[START OF Material for this task]
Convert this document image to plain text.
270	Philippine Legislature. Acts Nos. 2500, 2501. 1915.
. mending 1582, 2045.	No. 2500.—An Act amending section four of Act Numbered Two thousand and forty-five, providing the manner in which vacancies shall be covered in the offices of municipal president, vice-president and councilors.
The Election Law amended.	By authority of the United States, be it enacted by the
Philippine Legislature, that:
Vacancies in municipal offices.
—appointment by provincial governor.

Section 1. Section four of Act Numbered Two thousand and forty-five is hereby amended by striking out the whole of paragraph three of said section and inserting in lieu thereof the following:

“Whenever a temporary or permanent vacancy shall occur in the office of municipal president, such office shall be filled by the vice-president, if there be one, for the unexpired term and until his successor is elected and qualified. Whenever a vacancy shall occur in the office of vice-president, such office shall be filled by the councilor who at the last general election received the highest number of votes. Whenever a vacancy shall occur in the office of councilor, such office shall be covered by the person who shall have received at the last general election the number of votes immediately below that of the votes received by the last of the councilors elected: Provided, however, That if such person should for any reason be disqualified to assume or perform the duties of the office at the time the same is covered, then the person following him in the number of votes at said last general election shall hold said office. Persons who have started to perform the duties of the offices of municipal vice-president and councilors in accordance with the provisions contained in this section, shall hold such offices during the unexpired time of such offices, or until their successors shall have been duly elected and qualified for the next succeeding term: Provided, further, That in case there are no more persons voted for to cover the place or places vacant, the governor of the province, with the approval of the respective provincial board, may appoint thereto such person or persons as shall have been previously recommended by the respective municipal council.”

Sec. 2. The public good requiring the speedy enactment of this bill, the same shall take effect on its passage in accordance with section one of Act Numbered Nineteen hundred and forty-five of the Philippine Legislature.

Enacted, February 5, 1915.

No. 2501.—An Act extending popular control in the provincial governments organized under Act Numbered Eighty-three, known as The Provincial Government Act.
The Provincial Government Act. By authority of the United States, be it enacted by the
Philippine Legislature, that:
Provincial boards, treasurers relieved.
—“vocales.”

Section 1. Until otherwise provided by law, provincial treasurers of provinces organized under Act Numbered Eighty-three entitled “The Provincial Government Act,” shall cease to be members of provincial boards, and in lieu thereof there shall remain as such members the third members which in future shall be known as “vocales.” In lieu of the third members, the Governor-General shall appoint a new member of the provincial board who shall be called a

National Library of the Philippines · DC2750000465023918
[END OF Material for this task]
**Exercise description:** Reproduce each record exactly, leaving nothing out.

**Answer to this exercise:**
Convert this document image to plain text.
270	Philippine Legislature. Acts Nos. 2500, 2501. 1915.
. mending 1582, 2045.	No. 2500.—An Act amending section four of Act Numbered Two thousand and forty-five, providing the manner in which vacancies shall be covered in the offices of municipal president, vice-president and councilors.
The Election Law amended.	By authority of the United States, be it enacted by the
Philippine Legislature, that:
Vacancies in municipal offices.
—appointment by provincial governor.

Section 1. Section four of Act Numbered Two thousand and forty-five is hereby amended by striking out the whole of paragraph three of said section and inserting in lieu thereof the following:

“Whenever a temporary or permanent vacancy shall occur in the office of municipal president, such office shall be filled by the vice-president, if there be one, for the unexpired term and until his successor is elected and qualified. Whenever a vacancy shall occur in the office of vice-president, such office shall be filled by the councilor who at the last general election received the highest number of votes. Whenever a vacancy shall occur in the office of councilor, such office shall be covered by the person who shall have received at the last general election the number of votes immediately below that of the votes received by the last of the councilors elected: Provided, however, That if such person should for any reason be disqualified to assume or perform the duties of the office at the time the same is covered, then the person following him in the number of votes at said last general election shall hold said office. Persons who have started to perform the duties of the offices of municipal vice-president and councilors in accordance with the provisions contained in this section, shall hold such offices during the unexpired time of such offices, or until their successors shall have been duly elected and qualified for the next succeeding term: Provided, further, That in case there are no more persons voted for to cover the place or places vacant, the governor of the province, with the approval of the respective provincial board, may appoint thereto such person or persons as shall have been previously recommended by the respective municipal council.”

Sec. 2. The public good requiring the speedy enactment of this bill, the same shall take effect on its passage in accordance with section one of Act Numbered Nineteen hundred and forty-five of the Philippine Legislature.

Enacted, February 5, 1915.

No. 2501.—An Act extending popular control in the provincial governments organized under Act Numbered Eighty-three, known as The Provincial Government Act.
The Provincial Government Act. By authority of the United States, be it enacted by the
Philippine Legislature, that:
Provincial boards, treasurers relieved.
—“vocales.”

Section 1. Until otherwise provided by law, provincial treasurers of provinces organized under Act Numbered Eighty-three entitled “The Provincial Government Act,” shall cease to be members of provincial boards, and in lieu thereof there shall remain as such members the third members which in future shall be known as “vocales.” In lieu of the third members, the Governor-General shall appoint a new member of the provincial board who shall be called a

National Library of the Philippines · DC2750000465023918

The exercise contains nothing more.